- **What the exercise asks**: Write out all of the entries exactly, please.

[START Recorded data]

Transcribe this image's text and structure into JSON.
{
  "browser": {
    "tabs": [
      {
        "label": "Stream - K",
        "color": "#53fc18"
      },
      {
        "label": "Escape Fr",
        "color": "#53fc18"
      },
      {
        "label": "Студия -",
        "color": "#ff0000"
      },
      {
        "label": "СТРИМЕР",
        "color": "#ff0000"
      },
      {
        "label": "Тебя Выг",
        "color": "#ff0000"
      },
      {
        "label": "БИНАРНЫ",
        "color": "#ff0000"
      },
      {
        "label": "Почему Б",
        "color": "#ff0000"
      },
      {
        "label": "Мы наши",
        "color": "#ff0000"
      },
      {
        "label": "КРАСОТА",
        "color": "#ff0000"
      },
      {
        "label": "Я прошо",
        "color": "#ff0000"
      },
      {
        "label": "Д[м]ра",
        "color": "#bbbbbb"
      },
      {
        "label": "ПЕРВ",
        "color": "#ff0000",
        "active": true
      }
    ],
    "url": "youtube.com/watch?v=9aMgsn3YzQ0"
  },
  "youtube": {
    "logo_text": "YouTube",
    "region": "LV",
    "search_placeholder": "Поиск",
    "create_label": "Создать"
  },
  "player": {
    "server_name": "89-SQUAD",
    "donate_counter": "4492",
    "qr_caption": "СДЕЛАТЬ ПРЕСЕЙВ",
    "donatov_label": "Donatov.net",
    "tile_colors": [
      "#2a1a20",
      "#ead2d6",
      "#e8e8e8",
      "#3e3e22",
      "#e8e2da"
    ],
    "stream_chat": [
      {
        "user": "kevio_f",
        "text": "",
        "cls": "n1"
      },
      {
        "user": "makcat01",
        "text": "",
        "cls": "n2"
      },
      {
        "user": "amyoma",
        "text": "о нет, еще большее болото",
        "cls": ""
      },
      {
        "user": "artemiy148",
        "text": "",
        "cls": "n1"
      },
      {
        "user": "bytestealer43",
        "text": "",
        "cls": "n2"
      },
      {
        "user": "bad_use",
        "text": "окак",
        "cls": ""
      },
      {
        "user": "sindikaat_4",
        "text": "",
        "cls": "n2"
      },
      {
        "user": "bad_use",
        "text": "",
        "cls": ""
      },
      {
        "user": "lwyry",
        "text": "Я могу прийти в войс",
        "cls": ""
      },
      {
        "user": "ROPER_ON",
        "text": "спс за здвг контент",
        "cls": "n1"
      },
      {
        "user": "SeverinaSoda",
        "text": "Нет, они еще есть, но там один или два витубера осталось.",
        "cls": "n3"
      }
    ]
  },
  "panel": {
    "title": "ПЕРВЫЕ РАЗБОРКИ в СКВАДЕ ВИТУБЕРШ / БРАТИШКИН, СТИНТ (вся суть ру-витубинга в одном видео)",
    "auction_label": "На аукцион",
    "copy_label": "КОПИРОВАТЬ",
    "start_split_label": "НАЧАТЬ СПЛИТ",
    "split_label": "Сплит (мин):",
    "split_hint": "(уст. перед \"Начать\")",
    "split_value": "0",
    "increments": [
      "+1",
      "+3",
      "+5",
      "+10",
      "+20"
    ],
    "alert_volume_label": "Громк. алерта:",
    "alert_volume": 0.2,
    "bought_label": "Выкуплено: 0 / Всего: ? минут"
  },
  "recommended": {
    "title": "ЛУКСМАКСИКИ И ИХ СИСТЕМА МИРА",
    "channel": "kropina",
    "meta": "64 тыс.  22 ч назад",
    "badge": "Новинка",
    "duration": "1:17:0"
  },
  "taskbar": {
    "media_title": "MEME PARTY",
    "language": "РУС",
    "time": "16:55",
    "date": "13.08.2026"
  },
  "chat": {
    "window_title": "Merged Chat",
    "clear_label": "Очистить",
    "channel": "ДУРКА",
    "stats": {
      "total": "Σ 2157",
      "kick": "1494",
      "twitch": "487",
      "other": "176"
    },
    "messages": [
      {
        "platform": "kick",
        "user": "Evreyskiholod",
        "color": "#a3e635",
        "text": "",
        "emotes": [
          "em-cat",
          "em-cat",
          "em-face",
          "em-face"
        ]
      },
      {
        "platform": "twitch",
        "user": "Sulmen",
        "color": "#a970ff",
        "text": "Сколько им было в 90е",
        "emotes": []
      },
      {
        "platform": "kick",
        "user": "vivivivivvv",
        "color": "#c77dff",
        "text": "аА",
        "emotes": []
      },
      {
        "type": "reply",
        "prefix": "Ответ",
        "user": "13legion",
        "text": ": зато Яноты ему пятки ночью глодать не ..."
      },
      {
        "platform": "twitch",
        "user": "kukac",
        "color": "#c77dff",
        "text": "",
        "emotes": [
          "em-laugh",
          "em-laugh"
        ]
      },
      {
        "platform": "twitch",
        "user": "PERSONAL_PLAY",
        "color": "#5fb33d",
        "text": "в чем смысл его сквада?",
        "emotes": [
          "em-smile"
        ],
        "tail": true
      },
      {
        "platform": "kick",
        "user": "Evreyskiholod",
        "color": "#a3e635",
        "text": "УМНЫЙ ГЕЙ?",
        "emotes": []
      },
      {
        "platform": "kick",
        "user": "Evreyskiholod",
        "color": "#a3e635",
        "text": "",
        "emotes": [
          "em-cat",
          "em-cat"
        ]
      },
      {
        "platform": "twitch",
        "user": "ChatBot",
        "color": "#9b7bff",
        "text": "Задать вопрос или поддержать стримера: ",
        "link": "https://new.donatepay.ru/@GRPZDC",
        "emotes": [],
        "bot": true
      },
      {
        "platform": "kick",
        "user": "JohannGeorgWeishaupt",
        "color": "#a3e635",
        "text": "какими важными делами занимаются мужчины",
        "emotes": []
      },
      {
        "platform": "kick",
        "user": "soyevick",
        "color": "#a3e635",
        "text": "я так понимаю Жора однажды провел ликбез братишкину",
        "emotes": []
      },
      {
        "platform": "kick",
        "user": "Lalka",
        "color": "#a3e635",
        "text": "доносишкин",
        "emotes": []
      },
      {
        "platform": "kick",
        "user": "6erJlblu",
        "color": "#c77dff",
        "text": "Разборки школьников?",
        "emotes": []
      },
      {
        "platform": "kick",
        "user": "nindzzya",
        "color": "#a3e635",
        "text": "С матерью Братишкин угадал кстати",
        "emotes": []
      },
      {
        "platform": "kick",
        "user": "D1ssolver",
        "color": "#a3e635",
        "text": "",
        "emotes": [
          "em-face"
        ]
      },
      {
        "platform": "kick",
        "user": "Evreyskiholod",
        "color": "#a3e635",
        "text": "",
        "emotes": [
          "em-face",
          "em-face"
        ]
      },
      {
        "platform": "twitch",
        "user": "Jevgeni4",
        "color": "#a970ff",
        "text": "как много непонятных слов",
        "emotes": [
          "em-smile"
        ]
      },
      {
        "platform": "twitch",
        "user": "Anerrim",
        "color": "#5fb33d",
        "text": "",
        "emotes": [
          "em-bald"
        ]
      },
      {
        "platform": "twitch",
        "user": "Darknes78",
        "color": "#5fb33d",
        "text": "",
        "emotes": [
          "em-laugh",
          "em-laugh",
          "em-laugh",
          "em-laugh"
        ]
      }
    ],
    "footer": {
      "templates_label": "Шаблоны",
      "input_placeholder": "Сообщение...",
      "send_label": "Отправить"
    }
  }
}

[END Recorded data]

- **Output for this task**:
Transcribe this image's text and structure into JSON.
{
  "browser": {
    "tabs": [
      {
        "label": "Stream - K",
        "color": "#53fc18"
      },
      {
        "label": "Escape Fr",
        "color": "#53fc18"
      },
      {
        "label": "Студия -",
        "color": "#ff0000"
      },
      {
        "label": "СТРИМЕР",
        "color": "#ff0000"
      },
      {
        "label": "Тебя Выг",
        "color": "#ff0000"
      },
      {
        "label": "БИНАРНЫ",
        "color": "#ff0000"
      },
      {
        "label": "Почему Б",
        "color": "#ff0000"
      },
      {
        "label": "Мы наши",
        "color": "#ff0000"
      },
      {
        "label": "КРАСОТА",
        "color": "#ff0000"
      },
      {
        "label": "Я прошо",
        "color": "#ff0000"
      },
      {
        "label": "Д[м]ра",
        "color": "#bbbbbb"
      },
      {
        "label": "ПЕРВ",
        "color": "#ff0000",
        "active": true
      }
    ],
    "url": "youtube.com/watch?v=9aMgsn3YzQ0"
  },
  "youtube": {
    "logo_text": "YouTube",
    "region": "LV",
    "search_placeholder": "Поиск",
    "create_label": "Создать"
  },
  "player": {
    "server_name": "89-SQUAD",
    "donate_counter": "4492",
    "qr_caption": "СДЕЛАТЬ ПРЕСЕЙВ",
    "donatov_label": "Donatov.net",
    "tile_colors": [
      "#2a1a20",
      "#ead2d6",
      "#e8e8e8",
      "#3e3e22",
      "#e8e2da"
    ],
    "stream_chat": [
      {
        "user": "kevio_f",
        "text": "",
        "cls": "n1"
      },
      {
        "user": "makcat01",
        "text": "",
        "cls": "n2"
      },
      {
        "user": "amyoma",
        "text": "о нет, еще большее болото",
        "cls": ""
      },
      {
        "user": "artemiy148",
        "text": "",
        "cls": "n1"
      },
      {
        "user": "bytestealer43",
        "text": "",
        "cls": "n2"
      },
      {
        "user": "bad_use",
        "text": "окак",
        "cls": ""
      },
      {
        "user": "sindikaat_4",
        "text": "",
        "cls": "n2"
      },
      {
        "user": "bad_use",
        "text": "",
        "cls": ""
      },
      {
        "user": "lwyry",
        "text": "Я могу прийти в войс",
        "cls": ""
      },
      {
        "user": "ROPER_ON",
        "text": "спс за здвг контент",
        "cls": "n1"
      },
      {
        "user": "SeverinaSoda",
        "text": "Нет, они еще есть, но там один или два витубера осталось.",
        "cls": "n3"
      }
    ]
  },
  "panel": {
    "title": "ПЕРВЫЕ РАЗБОРКИ в СКВАДЕ ВИТУБЕРШ / БРАТИШКИН, СТИНТ (вся суть ру-витубинга в одном видео)",
    "auction_label": "На аукцион",
    "copy_label": "КОПИРОВАТЬ",
    "start_split_label": "НАЧАТЬ СПЛИТ",
    "split_label": "Сплит (мин):",
    "split_hint": "(уст. перед \"Начать\")",
    "split_value": "0",
    "increments": [
      "+1",
      "+3",
      "+5",
      "+10",
      "+20"
    ],
    "alert_volume_label": "Громк. алерта:",
    "alert_volume": 0.2,
    "bought_label": "Выкуплено: 0 / Всего: ? минут"
  },
  "recommended": {
    "title": "ЛУКСМАКСИКИ И ИХ СИСТЕМА МИРА",
    "channel": "kropina",
    "meta": "64 тыс.  22 ч назад",
    "badge": "Новинка",
    "duration": "1:17:0"
  },
  "taskbar": {
    "media_title": "MEME PARTY",
    "language": "РУС",
    "time": "16:55",
    "date": "13.08.2026"
  },
  "chat": {
    "window_title": "Merged Chat",
    "clear_label": "Очистить",
    "channel": "ДУРКА",
    "stats": {
      "total": "Σ 2157",
      "kick": "1494",
      "twitch": "487",
      "other": "176"
    },
    "messages": [
      {
        "platform": "kick",
        "user": "Evreyskiholod",
        "color": "#a3e635",
        "text": "",
        "emotes": [
          "em-cat",
          "em-cat",
          "em-face",
          "em-face"
        ]
      },
      {
        "platform": "twitch",
        "user": "Sulmen",
        "color": "#a970ff",
        "text": "Сколько им было в 90е",
        "emotes": []
      },
      {
        "platform": "kick",
        "user": "vivivivivvv",
        "color": "#c77dff",
        "text": "аА",
        "emotes": []
      },
      {
        "type": "reply",
        "prefix": "Ответ",
        "user": "13legion",
        "text": ": зато Яноты ему пятки ночью глодать не ..."
      },
      {
        "platform": "twitch",
        "user": "kukac",
        "color": "#c77dff",
        "text": "",
        "emotes": [
          "em-laugh",
          "em-laugh"
        ]
      },
      {
        "platform": "twitch",
        "user": "PERSONAL_PLAY",
        "color": "#5fb33d",
        "text": "в чем смысл его сквада?",
        "emotes": [
          "em-smile"
        ],
        "tail": true
      },
      {
        "platform": "kick",
        "user": "Evreyskiholod",
        "color": "#a3e635",
        "text": "УМНЫЙ ГЕЙ?",
        "emotes": []
      },
      {
        "platform": "kick",
        "user": "Evreyskiholod",
        "color": "#a3e635",
        "text": "",
        "emotes": [
          "em-cat",
          "em-cat"
        ]
      },
      {
        "platform": "twitch",
        "user": "ChatBot",
        "color": "#9b7bff",
        "text": "Задать вопрос или поддержать стримера: ",
        "link": "https://new.donatepay.ru/@GRPZDC",
        "emotes": [],
        "bot": true
      },
      {
        "platform": "kick",
        "user": "JohannGeorgWeishaupt",
        "color": "#a3e635",
        "text": "какими важными делами занимаются мужчины",
        "emotes": []
      },
      {
        "platform": "kick",
        "user": "soyevick",
        "color": "#a3e635",
        "text": "я так понимаю Жора однажды провел ликбез братишкину",
        "emotes": []
      },
      {
        "platform": "kick",
        "user": "Lalka",
        "color": "#a3e635",
        "text": "доносишкин",
        "emotes": []
      },
      {
        "platform": "kick",
        "user": "6erJlblu",
        "color": "#c77dff",
        "text": "Разборки школьников?",
        "emotes": []
      },
      {
        "platform": "kick",
        "user": "nindzzya",
        "color": "#a3e635",
        "text": "С матерью Братишкин угадал кстати",
        "emotes": []
      },
      {
        "platform": "kick",
        "user": "D1ssolver",
        "color": "#a3e635",
        "text": "",
        "emotes": [
          "em-face"
        ]
      },
      {
        "platform": "kick",
        "user": "Evreyskiholod",
        "color": "#a3e635",
        "text": "",
        "emotes": [
          "em-face",
          "em-face"
        ]
      },
      {
        "platform": "twitch",
        "user": "Jevgeni4",
        "color": "#a970ff",
        "text": "как много непонятных слов",
        "emotes": [
          "em-smile"
        ]
      },
      {
        "platform": "twitch",
        "user": "Anerrim",
        "color": "#5fb33d",
        "text": "",
        "emotes": [
          "em-bald"
        ]
      },
      {
        "platform": "twitch",
        "user": "Darknes78",
        "color": "#5fb33d",
        "text": "",
        "emotes": [
          "em-laugh",
          "em-laugh",
          "em-laugh",
          "em-laugh"
        ]
      }
    ],
    "footer": {
      "templates_label": "Шаблоны",
      "input_placeholder": "Сообщение...",
      "send_label": "Отправить"
    }
  }
}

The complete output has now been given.